* _Dataset records_
◆ ◆ ◆ ◆

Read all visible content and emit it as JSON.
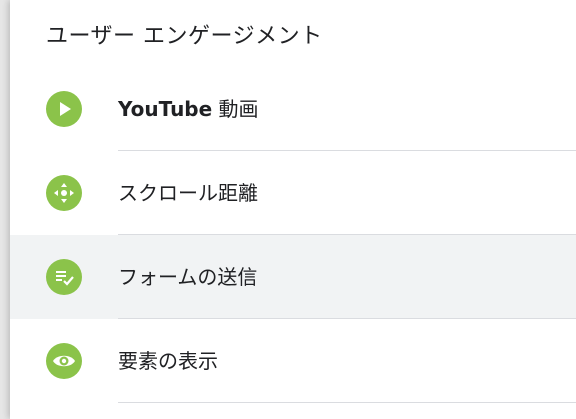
{
  "section": {
    "title": "ユーザー エンゲージメント"
  },
  "items": [
    {
      "label_bold": "YouTube",
      "label_rest": " 動画",
      "icon": "play-icon"
    },
    {
      "label": "スクロール距離",
      "icon": "move-arrows-icon"
    },
    {
      "label": "フォームの送信",
      "icon": "form-check-icon"
    },
    {
      "label": "要素の表示",
      "icon": "eye-icon"
    }
  ],
  "colors": {
    "icon_bg": "#8bc34a",
    "highlight_bg": "#f1f3f4",
    "divider": "#dadce0",
    "text": "#202124"
  }
}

◆ ◆ ◆ ◆

* _Problem statement_
Do not copy the pictures, but repeat every line exactly.

* _Written solution_
Read all visible content and emit it as JSON.
{
  "section": {
    "title": "ユーザー エンゲージメント"
  },
  "items": [
    {
      "label_bold": "YouTube",
      "label_rest": " 動画",
      "icon": "play-icon"
    },
    {
      "label": "スクロール距離",
      "icon": "move-arrows-icon"
    },
    {
      "label": "フォームの送信",
      "icon": "form-check-icon"
    },
    {
      "label": "要素の表示",
      "icon": "eye-icon"
    }
  ],
  "colors": {
    "icon_bg": "#8bc34a",
    "highlight_bg": "#f1f3f4",
    "divider": "#dadce0",
    "text": "#202124"
  }
}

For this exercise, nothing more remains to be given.